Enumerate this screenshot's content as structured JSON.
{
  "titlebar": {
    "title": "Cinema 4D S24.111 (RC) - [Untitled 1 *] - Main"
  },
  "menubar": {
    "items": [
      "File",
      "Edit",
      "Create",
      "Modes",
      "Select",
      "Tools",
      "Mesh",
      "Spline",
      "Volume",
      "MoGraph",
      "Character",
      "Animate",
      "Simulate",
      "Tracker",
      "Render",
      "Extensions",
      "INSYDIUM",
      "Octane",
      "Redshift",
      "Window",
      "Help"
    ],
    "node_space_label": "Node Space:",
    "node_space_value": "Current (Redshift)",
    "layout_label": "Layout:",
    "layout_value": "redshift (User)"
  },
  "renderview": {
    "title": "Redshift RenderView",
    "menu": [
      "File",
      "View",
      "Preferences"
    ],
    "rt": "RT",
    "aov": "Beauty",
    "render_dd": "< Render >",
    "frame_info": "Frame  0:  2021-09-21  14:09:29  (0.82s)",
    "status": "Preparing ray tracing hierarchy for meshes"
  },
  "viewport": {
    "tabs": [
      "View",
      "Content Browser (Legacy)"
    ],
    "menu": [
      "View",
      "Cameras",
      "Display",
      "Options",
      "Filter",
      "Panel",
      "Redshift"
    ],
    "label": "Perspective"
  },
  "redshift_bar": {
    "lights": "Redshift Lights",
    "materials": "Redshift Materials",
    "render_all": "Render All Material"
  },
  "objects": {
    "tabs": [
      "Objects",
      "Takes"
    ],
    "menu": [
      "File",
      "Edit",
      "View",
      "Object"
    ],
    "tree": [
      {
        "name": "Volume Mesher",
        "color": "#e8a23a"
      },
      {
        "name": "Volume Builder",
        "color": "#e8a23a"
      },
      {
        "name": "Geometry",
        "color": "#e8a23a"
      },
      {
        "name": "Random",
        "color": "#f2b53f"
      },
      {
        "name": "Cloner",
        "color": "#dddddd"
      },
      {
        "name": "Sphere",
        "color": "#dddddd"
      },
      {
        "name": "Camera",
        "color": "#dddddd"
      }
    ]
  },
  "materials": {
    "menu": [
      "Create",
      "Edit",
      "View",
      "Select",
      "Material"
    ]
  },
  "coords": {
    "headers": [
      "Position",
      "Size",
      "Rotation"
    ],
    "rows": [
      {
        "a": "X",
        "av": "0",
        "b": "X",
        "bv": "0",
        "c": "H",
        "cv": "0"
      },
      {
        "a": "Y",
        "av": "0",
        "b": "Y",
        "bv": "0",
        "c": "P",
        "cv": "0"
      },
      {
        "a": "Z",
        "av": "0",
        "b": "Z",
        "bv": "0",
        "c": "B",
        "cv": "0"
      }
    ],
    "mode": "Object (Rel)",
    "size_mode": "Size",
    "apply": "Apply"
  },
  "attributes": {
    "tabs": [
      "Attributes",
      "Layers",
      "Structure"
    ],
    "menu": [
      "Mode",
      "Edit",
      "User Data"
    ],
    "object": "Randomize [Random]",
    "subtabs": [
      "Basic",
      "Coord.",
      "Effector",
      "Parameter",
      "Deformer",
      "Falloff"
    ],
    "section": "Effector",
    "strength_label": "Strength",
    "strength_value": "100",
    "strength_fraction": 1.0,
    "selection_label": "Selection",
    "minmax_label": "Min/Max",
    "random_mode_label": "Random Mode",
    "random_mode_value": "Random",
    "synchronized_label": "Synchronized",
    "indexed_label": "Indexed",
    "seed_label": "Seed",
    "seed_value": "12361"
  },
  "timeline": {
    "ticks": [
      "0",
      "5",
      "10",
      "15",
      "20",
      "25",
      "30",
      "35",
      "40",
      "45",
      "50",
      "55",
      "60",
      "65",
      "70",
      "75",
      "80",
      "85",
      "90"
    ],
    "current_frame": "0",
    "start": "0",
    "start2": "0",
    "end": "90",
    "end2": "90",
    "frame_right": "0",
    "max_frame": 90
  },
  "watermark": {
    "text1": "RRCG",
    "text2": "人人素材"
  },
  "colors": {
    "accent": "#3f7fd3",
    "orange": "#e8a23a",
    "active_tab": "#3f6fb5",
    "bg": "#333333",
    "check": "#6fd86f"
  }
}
--
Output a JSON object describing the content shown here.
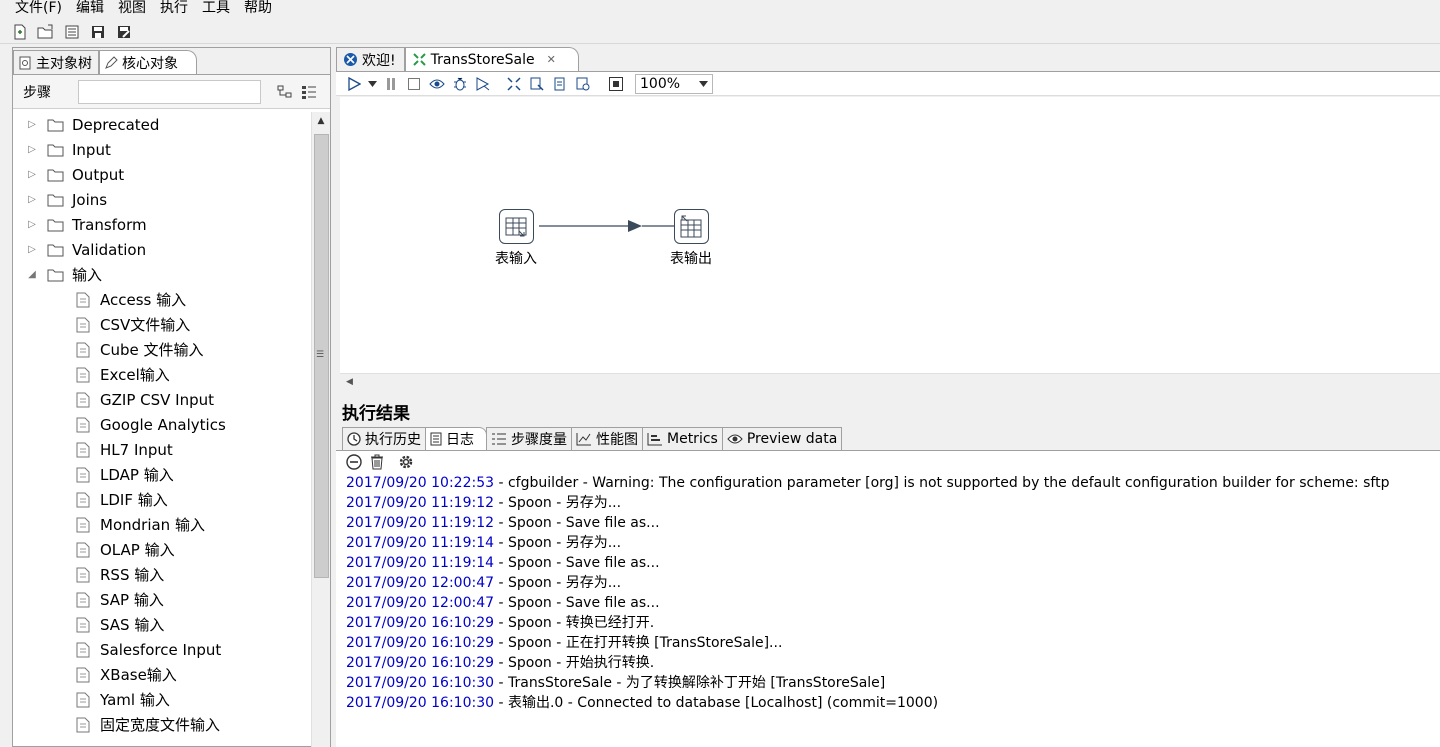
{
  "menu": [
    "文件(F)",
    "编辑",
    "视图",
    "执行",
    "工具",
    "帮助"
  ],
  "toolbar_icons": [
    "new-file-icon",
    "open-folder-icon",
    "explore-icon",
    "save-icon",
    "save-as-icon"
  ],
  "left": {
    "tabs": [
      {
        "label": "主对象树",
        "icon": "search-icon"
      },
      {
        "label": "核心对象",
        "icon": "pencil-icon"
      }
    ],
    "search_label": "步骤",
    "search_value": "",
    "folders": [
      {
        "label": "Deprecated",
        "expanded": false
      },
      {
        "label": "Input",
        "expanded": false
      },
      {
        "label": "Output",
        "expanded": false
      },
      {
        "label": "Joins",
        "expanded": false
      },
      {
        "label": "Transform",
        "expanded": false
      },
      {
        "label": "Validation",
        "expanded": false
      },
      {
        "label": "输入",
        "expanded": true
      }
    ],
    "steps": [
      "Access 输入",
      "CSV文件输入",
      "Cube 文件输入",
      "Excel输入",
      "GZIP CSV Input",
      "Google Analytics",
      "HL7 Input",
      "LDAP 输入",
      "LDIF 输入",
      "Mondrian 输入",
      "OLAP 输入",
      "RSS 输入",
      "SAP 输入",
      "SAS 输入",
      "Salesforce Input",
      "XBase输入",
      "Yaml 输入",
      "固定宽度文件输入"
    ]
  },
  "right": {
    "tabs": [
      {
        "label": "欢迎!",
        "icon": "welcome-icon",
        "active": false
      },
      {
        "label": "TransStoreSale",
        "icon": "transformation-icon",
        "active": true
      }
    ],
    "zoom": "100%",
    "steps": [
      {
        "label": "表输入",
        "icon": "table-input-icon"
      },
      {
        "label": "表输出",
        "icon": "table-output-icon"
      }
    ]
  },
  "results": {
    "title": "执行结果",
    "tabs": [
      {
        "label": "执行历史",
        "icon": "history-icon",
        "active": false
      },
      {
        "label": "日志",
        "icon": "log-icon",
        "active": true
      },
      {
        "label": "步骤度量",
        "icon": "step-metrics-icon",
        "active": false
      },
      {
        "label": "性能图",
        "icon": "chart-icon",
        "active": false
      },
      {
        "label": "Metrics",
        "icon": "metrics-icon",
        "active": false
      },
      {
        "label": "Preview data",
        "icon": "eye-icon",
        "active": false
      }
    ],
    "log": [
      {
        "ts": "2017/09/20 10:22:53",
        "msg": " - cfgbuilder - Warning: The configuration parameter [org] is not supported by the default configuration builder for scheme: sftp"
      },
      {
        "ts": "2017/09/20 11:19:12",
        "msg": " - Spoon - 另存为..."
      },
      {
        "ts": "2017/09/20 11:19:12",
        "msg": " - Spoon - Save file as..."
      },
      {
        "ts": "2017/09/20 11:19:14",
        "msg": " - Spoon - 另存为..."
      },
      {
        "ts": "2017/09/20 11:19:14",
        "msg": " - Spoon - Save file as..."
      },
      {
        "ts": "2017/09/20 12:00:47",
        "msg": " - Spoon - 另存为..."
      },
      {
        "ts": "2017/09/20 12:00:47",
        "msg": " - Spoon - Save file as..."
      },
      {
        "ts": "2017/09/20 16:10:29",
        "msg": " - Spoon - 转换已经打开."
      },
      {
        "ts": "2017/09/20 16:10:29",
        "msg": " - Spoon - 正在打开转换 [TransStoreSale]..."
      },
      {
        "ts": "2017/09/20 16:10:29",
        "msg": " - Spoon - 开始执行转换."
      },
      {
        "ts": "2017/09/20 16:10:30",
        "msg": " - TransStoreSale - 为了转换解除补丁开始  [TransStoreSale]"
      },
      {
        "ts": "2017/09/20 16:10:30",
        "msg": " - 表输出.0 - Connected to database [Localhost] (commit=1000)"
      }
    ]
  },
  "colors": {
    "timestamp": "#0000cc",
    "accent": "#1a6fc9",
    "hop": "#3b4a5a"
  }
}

_Stated problem:_
Look through the listing and extract every line with "materials" in it.

_Worked answer:_
    "materials": "Redshift Materials",
  "materials": {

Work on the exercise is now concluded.